Every record below should be printed exactly as given.

[Collection entries]
####

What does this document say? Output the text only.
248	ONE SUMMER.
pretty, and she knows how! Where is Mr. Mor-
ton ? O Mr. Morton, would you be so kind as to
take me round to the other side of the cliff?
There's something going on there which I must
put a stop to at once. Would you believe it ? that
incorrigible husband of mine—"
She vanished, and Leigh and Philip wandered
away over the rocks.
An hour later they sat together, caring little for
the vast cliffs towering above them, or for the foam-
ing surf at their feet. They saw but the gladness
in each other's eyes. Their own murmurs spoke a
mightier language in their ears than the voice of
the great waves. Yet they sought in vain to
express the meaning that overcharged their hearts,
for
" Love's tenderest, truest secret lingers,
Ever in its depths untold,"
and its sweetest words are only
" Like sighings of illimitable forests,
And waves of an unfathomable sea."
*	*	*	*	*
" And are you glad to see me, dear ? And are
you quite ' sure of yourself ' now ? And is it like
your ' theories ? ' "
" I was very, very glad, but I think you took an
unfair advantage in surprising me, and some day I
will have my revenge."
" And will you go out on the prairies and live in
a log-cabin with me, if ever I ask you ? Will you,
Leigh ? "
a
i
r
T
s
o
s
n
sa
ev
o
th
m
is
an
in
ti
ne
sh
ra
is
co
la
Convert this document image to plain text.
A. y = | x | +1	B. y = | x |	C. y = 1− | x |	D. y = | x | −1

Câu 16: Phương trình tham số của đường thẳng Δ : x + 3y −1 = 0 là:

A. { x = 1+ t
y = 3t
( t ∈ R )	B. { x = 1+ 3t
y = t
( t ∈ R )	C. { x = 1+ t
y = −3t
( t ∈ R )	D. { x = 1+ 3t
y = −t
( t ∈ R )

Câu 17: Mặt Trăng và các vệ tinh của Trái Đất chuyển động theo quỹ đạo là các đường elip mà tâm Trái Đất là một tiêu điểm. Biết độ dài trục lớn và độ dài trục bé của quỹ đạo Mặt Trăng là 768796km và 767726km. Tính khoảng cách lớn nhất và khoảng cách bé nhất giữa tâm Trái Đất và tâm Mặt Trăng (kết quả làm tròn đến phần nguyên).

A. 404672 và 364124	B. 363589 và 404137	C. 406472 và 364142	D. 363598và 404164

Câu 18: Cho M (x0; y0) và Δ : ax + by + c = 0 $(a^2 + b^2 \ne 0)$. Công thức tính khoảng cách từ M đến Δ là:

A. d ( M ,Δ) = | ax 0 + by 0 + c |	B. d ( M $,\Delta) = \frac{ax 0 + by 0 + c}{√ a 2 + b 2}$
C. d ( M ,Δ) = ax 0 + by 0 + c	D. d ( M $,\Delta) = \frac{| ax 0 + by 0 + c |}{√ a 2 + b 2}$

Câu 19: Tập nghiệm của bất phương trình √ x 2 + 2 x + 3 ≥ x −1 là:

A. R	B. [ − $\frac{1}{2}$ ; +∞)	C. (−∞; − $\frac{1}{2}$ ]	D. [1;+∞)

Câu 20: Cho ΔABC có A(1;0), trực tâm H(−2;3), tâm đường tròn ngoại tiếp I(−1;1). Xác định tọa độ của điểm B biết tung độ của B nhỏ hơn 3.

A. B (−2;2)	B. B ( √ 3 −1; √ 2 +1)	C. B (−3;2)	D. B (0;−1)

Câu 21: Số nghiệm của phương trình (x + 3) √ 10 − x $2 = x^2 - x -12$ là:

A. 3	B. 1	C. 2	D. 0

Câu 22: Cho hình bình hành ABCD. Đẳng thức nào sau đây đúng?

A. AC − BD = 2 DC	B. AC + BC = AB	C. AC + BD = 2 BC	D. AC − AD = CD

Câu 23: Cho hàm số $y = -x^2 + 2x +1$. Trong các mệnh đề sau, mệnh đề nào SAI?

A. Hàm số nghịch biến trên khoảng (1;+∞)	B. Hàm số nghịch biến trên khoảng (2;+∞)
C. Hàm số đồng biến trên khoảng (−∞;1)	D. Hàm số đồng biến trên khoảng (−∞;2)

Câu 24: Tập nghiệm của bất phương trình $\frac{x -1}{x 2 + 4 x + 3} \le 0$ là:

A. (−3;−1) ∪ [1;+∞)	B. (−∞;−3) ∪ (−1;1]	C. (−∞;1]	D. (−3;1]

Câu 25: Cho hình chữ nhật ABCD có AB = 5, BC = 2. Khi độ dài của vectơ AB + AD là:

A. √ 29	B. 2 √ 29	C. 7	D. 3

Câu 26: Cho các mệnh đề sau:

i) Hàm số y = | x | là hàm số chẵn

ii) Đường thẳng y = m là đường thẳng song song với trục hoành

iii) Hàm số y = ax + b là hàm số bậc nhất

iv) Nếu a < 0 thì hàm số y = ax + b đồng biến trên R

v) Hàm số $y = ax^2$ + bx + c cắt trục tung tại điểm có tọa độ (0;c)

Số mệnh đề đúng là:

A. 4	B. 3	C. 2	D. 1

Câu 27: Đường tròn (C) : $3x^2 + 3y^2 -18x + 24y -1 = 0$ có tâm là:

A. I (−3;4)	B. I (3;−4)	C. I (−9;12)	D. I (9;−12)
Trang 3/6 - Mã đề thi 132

####

RESULT BELOW:
What does this document say? Output the text only.
248	ONE SUMMER.
pretty, and she knows how! Where is Mr. Mor-
ton ? O Mr. Morton, would you be so kind as to
take me round to the other side of the cliff?
There's something going on there which I must
put a stop to at once. Would you believe it ? that
incorrigible husband of mine—"
She vanished, and Leigh and Philip wandered
away over the rocks.
An hour later they sat together, caring little for
the vast cliffs towering above them, or for the foam-
ing surf at their feet. They saw but the gladness
in each other's eyes. Their own murmurs spoke a
mightier language in their ears than the voice of
the great waves. Yet they sought in vain to
express the meaning that overcharged their hearts,
for
" Love's tenderest, truest secret lingers,
Ever in its depths untold,"
and its sweetest words are only
" Like sighings of illimitable forests,
And waves of an unfathomable sea."
*	*	*	*	*
" And are you glad to see me, dear ? And are
you quite ' sure of yourself ' now ? And is it like
your ' theories ? ' "
" I was very, very glad, but I think you took an
unfair advantage in surprising me, and some day I
will have my revenge."
" And will you go out on the prairies and live in
a log-cabin with me, if ever I ask you ? Will you,
Leigh ? "
a
i
r
T
s
o
s
n
sa
ev
o
th
m
is
an
in
ti
ne
sh
ra
is
co
la
Convert this document image to plain text.
A. y = | x | +1	B. y = | x |	C. y = 1− | x |	D. y = | x | −1

Câu 16: Phương trình tham số của đường thẳng Δ : x + 3y −1 = 0 là:

A. { x = 1+ t
y = 3t
( t ∈ R )	B. { x = 1+ 3t
y = t
( t ∈ R )	C. { x = 1+ t
y = −3t
( t ∈ R )	D. { x = 1+ 3t
y = −t
( t ∈ R )

Câu 17: Mặt Trăng và các vệ tinh của Trái Đất chuyển động theo quỹ đạo là các đường elip mà tâm Trái Đất là một tiêu điểm. Biết độ dài trục lớn và độ dài trục bé của quỹ đạo Mặt Trăng là 768796km và 767726km. Tính khoảng cách lớn nhất và khoảng cách bé nhất giữa tâm Trái Đất và tâm Mặt Trăng (kết quả làm tròn đến phần nguyên).

A. 404672 và 364124	B. 363589 và 404137	C. 406472 và 364142	D. 363598và 404164

Câu 18: Cho M (x0; y0) và Δ : ax + by + c = 0 $(a^2 + b^2 \ne 0)$. Công thức tính khoảng cách từ M đến Δ là:

A. d ( M ,Δ) = | ax 0 + by 0 + c |	B. d ( M $,\Delta) = \frac{ax 0 + by 0 + c}{√ a 2 + b 2}$
C. d ( M ,Δ) = ax 0 + by 0 + c	D. d ( M $,\Delta) = \frac{| ax 0 + by 0 + c |}{√ a 2 + b 2}$

Câu 19: Tập nghiệm của bất phương trình √ x 2 + 2 x + 3 ≥ x −1 là:

A. R	B. [ − $\frac{1}{2}$ ; +∞)	C. (−∞; − $\frac{1}{2}$ ]	D. [1;+∞)

Câu 20: Cho ΔABC có A(1;0), trực tâm H(−2;3), tâm đường tròn ngoại tiếp I(−1;1). Xác định tọa độ của điểm B biết tung độ của B nhỏ hơn 3.

A. B (−2;2)	B. B ( √ 3 −1; √ 2 +1)	C. B (−3;2)	D. B (0;−1)

Câu 21: Số nghiệm của phương trình (x + 3) √ 10 − x $2 = x^2 - x -12$ là:

A. 3	B. 1	C. 2	D. 0

Câu 22: Cho hình bình hành ABCD. Đẳng thức nào sau đây đúng?

A. AC − BD = 2 DC	B. AC + BC = AB	C. AC + BD = 2 BC	D. AC − AD = CD

Câu 23: Cho hàm số $y = -x^2 + 2x +1$. Trong các mệnh đề sau, mệnh đề nào SAI?

A. Hàm số nghịch biến trên khoảng (1;+∞)	B. Hàm số nghịch biến trên khoảng (2;+∞)
C. Hàm số đồng biến trên khoảng (−∞;1)	D. Hàm số đồng biến trên khoảng (−∞;2)

Câu 24: Tập nghiệm của bất phương trình $\frac{x -1}{x 2 + 4 x + 3} \le 0$ là:

A. (−3;−1) ∪ [1;+∞)	B. (−∞;−3) ∪ (−1;1]	C. (−∞;1]	D. (−3;1]

Câu 25: Cho hình chữ nhật ABCD có AB = 5, BC = 2. Khi độ dài của vectơ AB + AD là:

A. √ 29	B. 2 √ 29	C. 7	D. 3

Câu 26: Cho các mệnh đề sau:

i) Hàm số y = | x | là hàm số chẵn

ii) Đường thẳng y = m là đường thẳng song song với trục hoành

iii) Hàm số y = ax + b là hàm số bậc nhất

iv) Nếu a < 0 thì hàm số y = ax + b đồng biến trên R

v) Hàm số $y = ax^2$ + bx + c cắt trục tung tại điểm có tọa độ (0;c)

Số mệnh đề đúng là:

A. 4	B. 3	C. 2	D. 1

Câu 27: Đường tròn (C) : $3x^2 + 3y^2 -18x + 24y -1 = 0$ có tâm là:

A. I (−3;4)	B. I (3;−4)	C. I (−9;12)	D. I (9;−12)
Trang 3/6 - Mã đề thi 132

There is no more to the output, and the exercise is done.